(Problem requirements) Each record below should be repeated precisely as written.

[BEGIN Input rows]

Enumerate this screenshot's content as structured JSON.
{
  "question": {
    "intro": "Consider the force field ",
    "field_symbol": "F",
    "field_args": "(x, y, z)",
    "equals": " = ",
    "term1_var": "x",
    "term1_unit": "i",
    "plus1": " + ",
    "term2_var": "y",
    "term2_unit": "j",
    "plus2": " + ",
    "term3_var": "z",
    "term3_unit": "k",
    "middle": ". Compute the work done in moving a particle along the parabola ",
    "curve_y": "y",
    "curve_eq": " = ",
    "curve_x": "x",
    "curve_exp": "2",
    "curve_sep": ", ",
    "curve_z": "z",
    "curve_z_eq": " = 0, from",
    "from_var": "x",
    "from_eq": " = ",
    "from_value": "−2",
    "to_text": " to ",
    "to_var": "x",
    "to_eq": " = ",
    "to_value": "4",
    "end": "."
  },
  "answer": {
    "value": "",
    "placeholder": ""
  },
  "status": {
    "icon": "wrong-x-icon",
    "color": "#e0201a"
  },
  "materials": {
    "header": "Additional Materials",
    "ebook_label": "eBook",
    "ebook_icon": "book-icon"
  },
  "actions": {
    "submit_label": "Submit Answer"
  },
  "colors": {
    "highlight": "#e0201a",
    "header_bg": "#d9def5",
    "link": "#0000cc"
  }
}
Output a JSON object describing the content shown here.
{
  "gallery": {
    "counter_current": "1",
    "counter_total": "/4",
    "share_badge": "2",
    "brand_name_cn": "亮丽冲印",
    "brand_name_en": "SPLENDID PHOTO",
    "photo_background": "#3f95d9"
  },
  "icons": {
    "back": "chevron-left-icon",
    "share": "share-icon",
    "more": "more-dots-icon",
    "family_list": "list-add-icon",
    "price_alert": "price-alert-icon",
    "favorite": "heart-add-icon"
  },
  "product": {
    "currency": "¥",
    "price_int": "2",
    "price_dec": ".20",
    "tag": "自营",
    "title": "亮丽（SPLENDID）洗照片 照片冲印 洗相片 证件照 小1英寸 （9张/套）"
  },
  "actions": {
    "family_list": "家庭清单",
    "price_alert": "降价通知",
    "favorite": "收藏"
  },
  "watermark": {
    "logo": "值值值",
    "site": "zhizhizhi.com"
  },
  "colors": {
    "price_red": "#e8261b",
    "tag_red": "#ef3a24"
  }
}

[END Input rows]

(Answer to the exercise)
Enumerate this screenshot's content as structured JSON.
{
  "question": {
    "intro": "Consider the force field ",
    "field_symbol": "F",
    "field_args": "(x, y, z)",
    "equals": " = ",
    "term1_var": "x",
    "term1_unit": "i",
    "plus1": " + ",
    "term2_var": "y",
    "term2_unit": "j",
    "plus2": " + ",
    "term3_var": "z",
    "term3_unit": "k",
    "middle": ". Compute the work done in moving a particle along the parabola ",
    "curve_y": "y",
    "curve_eq": " = ",
    "curve_x": "x",
    "curve_exp": "2",
    "curve_sep": ", ",
    "curve_z": "z",
    "curve_z_eq": " = 0, from",
    "from_var": "x",
    "from_eq": " = ",
    "from_value": "−2",
    "to_text": " to ",
    "to_var": "x",
    "to_eq": " = ",
    "to_value": "4",
    "end": "."
  },
  "answer": {
    "value": "",
    "placeholder": ""
  },
  "status": {
    "icon": "wrong-x-icon",
    "color": "#e0201a"
  },
  "materials": {
    "header": "Additional Materials",
    "ebook_label": "eBook",
    "ebook_icon": "book-icon"
  },
  "actions": {
    "submit_label": "Submit Answer"
  },
  "colors": {
    "highlight": "#e0201a",
    "header_bg": "#d9def5",
    "link": "#0000cc"
  }
}
Output a JSON object describing the content shown here.
{
  "gallery": {
    "counter_current": "1",
    "counter_total": "/4",
    "share_badge": "2",
    "brand_name_cn": "亮丽冲印",
    "brand_name_en": "SPLENDID PHOTO",
    "photo_background": "#3f95d9"
  },
  "icons": {
    "back": "chevron-left-icon",
    "share": "share-icon",
    "more": "more-dots-icon",
    "family_list": "list-add-icon",
    "price_alert": "price-alert-icon",
    "favorite": "heart-add-icon"
  },
  "product": {
    "currency": "¥",
    "price_int": "2",
    "price_dec": ".20",
    "tag": "自营",
    "title": "亮丽（SPLENDID）洗照片 照片冲印 洗相片 证件照 小1英寸 （9张/套）"
  },
  "actions": {
    "family_list": "家庭清单",
    "price_alert": "降价通知",
    "favorite": "收藏"
  },
  "watermark": {
    "logo": "值值值",
    "site": "zhizhizhi.com"
  },
  "colors": {
    "price_red": "#e8261b",
    "tag_red": "#ef3a24"
  }
}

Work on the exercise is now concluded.